DIRECTIVE => Reproduce the material exactly, omitting nothing.

>> BEGIN INPUT ROWS

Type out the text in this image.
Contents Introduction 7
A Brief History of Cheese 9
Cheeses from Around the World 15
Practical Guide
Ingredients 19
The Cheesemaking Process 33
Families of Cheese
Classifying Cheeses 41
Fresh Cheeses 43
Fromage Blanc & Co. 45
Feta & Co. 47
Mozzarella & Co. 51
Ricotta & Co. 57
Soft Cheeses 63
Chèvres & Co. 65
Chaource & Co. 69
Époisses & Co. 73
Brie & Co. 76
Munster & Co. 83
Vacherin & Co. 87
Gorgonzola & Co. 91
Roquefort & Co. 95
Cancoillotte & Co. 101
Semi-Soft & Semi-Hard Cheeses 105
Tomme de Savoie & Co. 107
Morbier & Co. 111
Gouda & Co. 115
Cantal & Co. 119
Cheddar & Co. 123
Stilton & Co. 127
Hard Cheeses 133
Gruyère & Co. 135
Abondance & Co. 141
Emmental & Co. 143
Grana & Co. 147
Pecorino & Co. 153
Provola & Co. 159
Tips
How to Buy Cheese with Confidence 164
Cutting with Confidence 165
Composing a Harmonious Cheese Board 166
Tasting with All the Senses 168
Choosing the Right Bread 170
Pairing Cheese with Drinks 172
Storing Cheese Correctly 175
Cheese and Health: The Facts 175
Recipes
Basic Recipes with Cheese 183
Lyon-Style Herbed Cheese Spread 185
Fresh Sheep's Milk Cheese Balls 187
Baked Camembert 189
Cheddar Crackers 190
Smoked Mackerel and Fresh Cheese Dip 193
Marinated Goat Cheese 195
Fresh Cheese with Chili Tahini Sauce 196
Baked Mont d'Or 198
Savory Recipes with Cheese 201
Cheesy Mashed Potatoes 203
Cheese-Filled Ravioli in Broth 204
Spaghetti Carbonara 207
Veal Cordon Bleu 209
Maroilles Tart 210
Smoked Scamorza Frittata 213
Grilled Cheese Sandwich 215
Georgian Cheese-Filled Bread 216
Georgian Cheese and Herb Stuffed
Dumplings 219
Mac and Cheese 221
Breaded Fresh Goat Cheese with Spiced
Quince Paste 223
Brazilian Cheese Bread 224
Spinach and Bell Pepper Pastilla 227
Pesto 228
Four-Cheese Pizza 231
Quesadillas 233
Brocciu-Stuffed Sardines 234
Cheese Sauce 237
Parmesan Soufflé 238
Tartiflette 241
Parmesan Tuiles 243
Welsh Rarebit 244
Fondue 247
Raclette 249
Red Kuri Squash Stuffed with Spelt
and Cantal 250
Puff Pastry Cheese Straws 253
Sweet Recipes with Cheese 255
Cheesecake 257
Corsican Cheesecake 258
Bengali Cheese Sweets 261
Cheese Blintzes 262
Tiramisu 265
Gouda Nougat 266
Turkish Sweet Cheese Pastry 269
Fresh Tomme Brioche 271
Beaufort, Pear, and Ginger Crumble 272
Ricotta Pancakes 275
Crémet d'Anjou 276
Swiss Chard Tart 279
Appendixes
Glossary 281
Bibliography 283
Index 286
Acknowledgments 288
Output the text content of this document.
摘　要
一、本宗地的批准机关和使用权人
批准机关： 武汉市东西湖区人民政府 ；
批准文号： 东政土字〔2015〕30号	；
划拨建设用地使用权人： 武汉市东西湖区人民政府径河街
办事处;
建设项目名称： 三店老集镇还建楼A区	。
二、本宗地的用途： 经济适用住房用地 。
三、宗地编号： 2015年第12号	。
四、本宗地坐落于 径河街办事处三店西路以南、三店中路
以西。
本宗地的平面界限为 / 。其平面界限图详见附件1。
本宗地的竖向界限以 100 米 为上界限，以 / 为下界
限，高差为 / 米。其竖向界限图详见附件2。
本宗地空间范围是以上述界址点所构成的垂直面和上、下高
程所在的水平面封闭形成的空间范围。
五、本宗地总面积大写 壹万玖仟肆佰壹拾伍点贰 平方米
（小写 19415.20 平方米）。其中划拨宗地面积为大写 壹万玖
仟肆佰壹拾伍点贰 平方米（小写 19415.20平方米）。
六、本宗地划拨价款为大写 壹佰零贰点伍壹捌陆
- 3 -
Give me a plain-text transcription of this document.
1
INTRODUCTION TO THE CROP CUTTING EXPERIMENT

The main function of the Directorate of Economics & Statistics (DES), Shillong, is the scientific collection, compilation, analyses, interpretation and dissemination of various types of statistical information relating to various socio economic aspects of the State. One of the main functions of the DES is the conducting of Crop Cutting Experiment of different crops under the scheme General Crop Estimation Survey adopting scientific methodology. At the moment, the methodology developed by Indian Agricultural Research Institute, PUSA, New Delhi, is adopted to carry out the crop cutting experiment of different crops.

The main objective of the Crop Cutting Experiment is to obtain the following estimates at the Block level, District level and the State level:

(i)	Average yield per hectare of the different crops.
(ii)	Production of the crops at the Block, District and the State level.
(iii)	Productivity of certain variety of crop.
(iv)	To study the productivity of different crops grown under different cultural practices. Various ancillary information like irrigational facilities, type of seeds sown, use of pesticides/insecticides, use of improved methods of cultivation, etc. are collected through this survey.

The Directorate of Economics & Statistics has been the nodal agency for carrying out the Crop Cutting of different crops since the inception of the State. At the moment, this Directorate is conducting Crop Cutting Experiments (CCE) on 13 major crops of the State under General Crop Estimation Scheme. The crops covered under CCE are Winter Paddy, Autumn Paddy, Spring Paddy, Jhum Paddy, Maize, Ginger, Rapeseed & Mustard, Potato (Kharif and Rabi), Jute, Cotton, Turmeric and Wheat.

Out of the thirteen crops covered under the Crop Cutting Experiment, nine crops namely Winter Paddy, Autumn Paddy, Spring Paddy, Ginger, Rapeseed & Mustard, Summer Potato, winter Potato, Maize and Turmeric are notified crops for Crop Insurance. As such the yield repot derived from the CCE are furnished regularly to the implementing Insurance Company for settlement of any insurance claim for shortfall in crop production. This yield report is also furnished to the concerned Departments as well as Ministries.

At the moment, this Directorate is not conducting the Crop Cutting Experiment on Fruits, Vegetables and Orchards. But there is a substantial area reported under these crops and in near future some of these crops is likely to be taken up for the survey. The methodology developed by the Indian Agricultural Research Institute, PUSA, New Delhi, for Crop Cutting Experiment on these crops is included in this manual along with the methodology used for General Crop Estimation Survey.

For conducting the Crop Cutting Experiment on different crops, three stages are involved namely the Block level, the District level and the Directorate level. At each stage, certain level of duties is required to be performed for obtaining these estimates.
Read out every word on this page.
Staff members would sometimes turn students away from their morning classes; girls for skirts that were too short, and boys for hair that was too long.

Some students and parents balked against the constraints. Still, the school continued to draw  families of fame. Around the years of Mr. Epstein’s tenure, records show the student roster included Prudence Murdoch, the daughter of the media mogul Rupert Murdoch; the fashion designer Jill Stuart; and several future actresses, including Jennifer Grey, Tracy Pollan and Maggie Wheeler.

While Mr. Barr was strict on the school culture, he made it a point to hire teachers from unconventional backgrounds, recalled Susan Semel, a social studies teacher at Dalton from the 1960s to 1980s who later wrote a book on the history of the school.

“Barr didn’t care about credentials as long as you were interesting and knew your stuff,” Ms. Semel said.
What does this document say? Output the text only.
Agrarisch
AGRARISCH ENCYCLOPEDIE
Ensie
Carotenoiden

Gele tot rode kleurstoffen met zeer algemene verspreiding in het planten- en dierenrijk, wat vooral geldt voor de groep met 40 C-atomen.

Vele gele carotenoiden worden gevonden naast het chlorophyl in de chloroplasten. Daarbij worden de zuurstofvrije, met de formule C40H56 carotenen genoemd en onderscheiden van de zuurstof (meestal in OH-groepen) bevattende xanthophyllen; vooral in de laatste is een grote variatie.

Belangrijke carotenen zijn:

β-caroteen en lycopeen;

>> END INPUT ROWS

TASK OUTPUT =>
Type out the text in this image.
Contents Introduction 7
A Brief History of Cheese 9
Cheeses from Around the World 15
Practical Guide
Ingredients 19
The Cheesemaking Process 33
Families of Cheese
Classifying Cheeses 41
Fresh Cheeses 43
Fromage Blanc & Co. 45
Feta & Co. 47
Mozzarella & Co. 51
Ricotta & Co. 57
Soft Cheeses 63
Chèvres & Co. 65
Chaource & Co. 69
Époisses & Co. 73
Brie & Co. 76
Munster & Co. 83
Vacherin & Co. 87
Gorgonzola & Co. 91
Roquefort & Co. 95
Cancoillotte & Co. 101
Semi-Soft & Semi-Hard Cheeses 105
Tomme de Savoie & Co. 107
Morbier & Co. 111
Gouda & Co. 115
Cantal & Co. 119
Cheddar & Co. 123
Stilton & Co. 127
Hard Cheeses 133
Gruyère & Co. 135
Abondance & Co. 141
Emmental & Co. 143
Grana & Co. 147
Pecorino & Co. 153
Provola & Co. 159
Tips
How to Buy Cheese with Confidence 164
Cutting with Confidence 165
Composing a Harmonious Cheese Board 166
Tasting with All the Senses 168
Choosing the Right Bread 170
Pairing Cheese with Drinks 172
Storing Cheese Correctly 175
Cheese and Health: The Facts 175
Recipes
Basic Recipes with Cheese 183
Lyon-Style Herbed Cheese Spread 185
Fresh Sheep's Milk Cheese Balls 187
Baked Camembert 189
Cheddar Crackers 190
Smoked Mackerel and Fresh Cheese Dip 193
Marinated Goat Cheese 195
Fresh Cheese with Chili Tahini Sauce 196
Baked Mont d'Or 198
Savory Recipes with Cheese 201
Cheesy Mashed Potatoes 203
Cheese-Filled Ravioli in Broth 204
Spaghetti Carbonara 207
Veal Cordon Bleu 209
Maroilles Tart 210
Smoked Scamorza Frittata 213
Grilled Cheese Sandwich 215
Georgian Cheese-Filled Bread 216
Georgian Cheese and Herb Stuffed
Dumplings 219
Mac and Cheese 221
Breaded Fresh Goat Cheese with Spiced
Quince Paste 223
Brazilian Cheese Bread 224
Spinach and Bell Pepper Pastilla 227
Pesto 228
Four-Cheese Pizza 231
Quesadillas 233
Brocciu-Stuffed Sardines 234
Cheese Sauce 237
Parmesan Soufflé 238
Tartiflette 241
Parmesan Tuiles 243
Welsh Rarebit 244
Fondue 247
Raclette 249
Red Kuri Squash Stuffed with Spelt
and Cantal 250
Puff Pastry Cheese Straws 253
Sweet Recipes with Cheese 255
Cheesecake 257
Corsican Cheesecake 258
Bengali Cheese Sweets 261
Cheese Blintzes 262
Tiramisu 265
Gouda Nougat 266
Turkish Sweet Cheese Pastry 269
Fresh Tomme Brioche 271
Beaufort, Pear, and Ginger Crumble 272
Ricotta Pancakes 275
Crémet d'Anjou 276
Swiss Chard Tart 279
Appendixes
Glossary 281
Bibliography 283
Index 286
Acknowledgments 288
Output the text content of this document.
摘　要
一、本宗地的批准机关和使用权人
批准机关： 武汉市东西湖区人民政府 ；
批准文号： 东政土字〔2015〕30号	；
划拨建设用地使用权人： 武汉市东西湖区人民政府径河街
办事处;
建设项目名称： 三店老集镇还建楼A区	。
二、本宗地的用途： 经济适用住房用地 。
三、宗地编号： 2015年第12号	。
四、本宗地坐落于 径河街办事处三店西路以南、三店中路
以西。
本宗地的平面界限为 / 。其平面界限图详见附件1。
本宗地的竖向界限以 100 米 为上界限，以 / 为下界
限，高差为 / 米。其竖向界限图详见附件2。
本宗地空间范围是以上述界址点所构成的垂直面和上、下高
程所在的水平面封闭形成的空间范围。
五、本宗地总面积大写 壹万玖仟肆佰壹拾伍点贰 平方米
（小写 19415.20 平方米）。其中划拨宗地面积为大写 壹万玖
仟肆佰壹拾伍点贰 平方米（小写 19415.20平方米）。
六、本宗地划拨价款为大写 壹佰零贰点伍壹捌陆
- 3 -
Give me a plain-text transcription of this document.
1
INTRODUCTION TO THE CROP CUTTING EXPERIMENT

The main function of the Directorate of Economics & Statistics (DES), Shillong, is the scientific collection, compilation, analyses, interpretation and dissemination of various types of statistical information relating to various socio economic aspects of the State. One of the main functions of the DES is the conducting of Crop Cutting Experiment of different crops under the scheme General Crop Estimation Survey adopting scientific methodology. At the moment, the methodology developed by Indian Agricultural Research Institute, PUSA, New Delhi, is adopted to carry out the crop cutting experiment of different crops.

The main objective of the Crop Cutting Experiment is to obtain the following estimates at the Block level, District level and the State level:

(i)	Average yield per hectare of the different crops.
(ii)	Production of the crops at the Block, District and the State level.
(iii)	Productivity of certain variety of crop.
(iv)	To study the productivity of different crops grown under different cultural practices. Various ancillary information like irrigational facilities, type of seeds sown, use of pesticides/insecticides, use of improved methods of cultivation, etc. are collected through this survey.

The Directorate of Economics & Statistics has been the nodal agency for carrying out the Crop Cutting of different crops since the inception of the State. At the moment, this Directorate is conducting Crop Cutting Experiments (CCE) on 13 major crops of the State under General Crop Estimation Scheme. The crops covered under CCE are Winter Paddy, Autumn Paddy, Spring Paddy, Jhum Paddy, Maize, Ginger, Rapeseed & Mustard, Potato (Kharif and Rabi), Jute, Cotton, Turmeric and Wheat.

Out of the thirteen crops covered under the Crop Cutting Experiment, nine crops namely Winter Paddy, Autumn Paddy, Spring Paddy, Ginger, Rapeseed & Mustard, Summer Potato, winter Potato, Maize and Turmeric are notified crops for Crop Insurance. As such the yield repot derived from the CCE are furnished regularly to the implementing Insurance Company for settlement of any insurance claim for shortfall in crop production. This yield report is also furnished to the concerned Departments as well as Ministries.

At the moment, this Directorate is not conducting the Crop Cutting Experiment on Fruits, Vegetables and Orchards. But there is a substantial area reported under these crops and in near future some of these crops is likely to be taken up for the survey. The methodology developed by the Indian Agricultural Research Institute, PUSA, New Delhi, for Crop Cutting Experiment on these crops is included in this manual along with the methodology used for General Crop Estimation Survey.

For conducting the Crop Cutting Experiment on different crops, three stages are involved namely the Block level, the District level and the Directorate level. At each stage, certain level of duties is required to be performed for obtaining these estimates.
Read out every word on this page.
Staff members would sometimes turn students away from their morning classes; girls for skirts that were too short, and boys for hair that was too long.

Some students and parents balked against the constraints. Still, the school continued to draw  families of fame. Around the years of Mr. Epstein’s tenure, records show the student roster included Prudence Murdoch, the daughter of the media mogul Rupert Murdoch; the fashion designer Jill Stuart; and several future actresses, including Jennifer Grey, Tracy Pollan and Maggie Wheeler.

While Mr. Barr was strict on the school culture, he made it a point to hire teachers from unconventional backgrounds, recalled Susan Semel, a social studies teacher at Dalton from the 1960s to 1980s who later wrote a book on the history of the school.

“Barr didn’t care about credentials as long as you were interesting and knew your stuff,” Ms. Semel said.
What does this document say? Output the text only.
Agrarisch
AGRARISCH ENCYCLOPEDIE
Ensie
Carotenoiden

Gele tot rode kleurstoffen met zeer algemene verspreiding in het planten- en dierenrijk, wat vooral geldt voor de groep met 40 C-atomen.

Vele gele carotenoiden worden gevonden naast het chlorophyl in de chloroplasten. Daarbij worden de zuurstofvrije, met de formule C40H56 carotenen genoemd en onderscheiden van de zuurstof (meestal in OH-groepen) bevattende xanthophyllen; vooral in de laatste is een grote variatie.

Belangrijke carotenen zijn:

β-caroteen en lycopeen;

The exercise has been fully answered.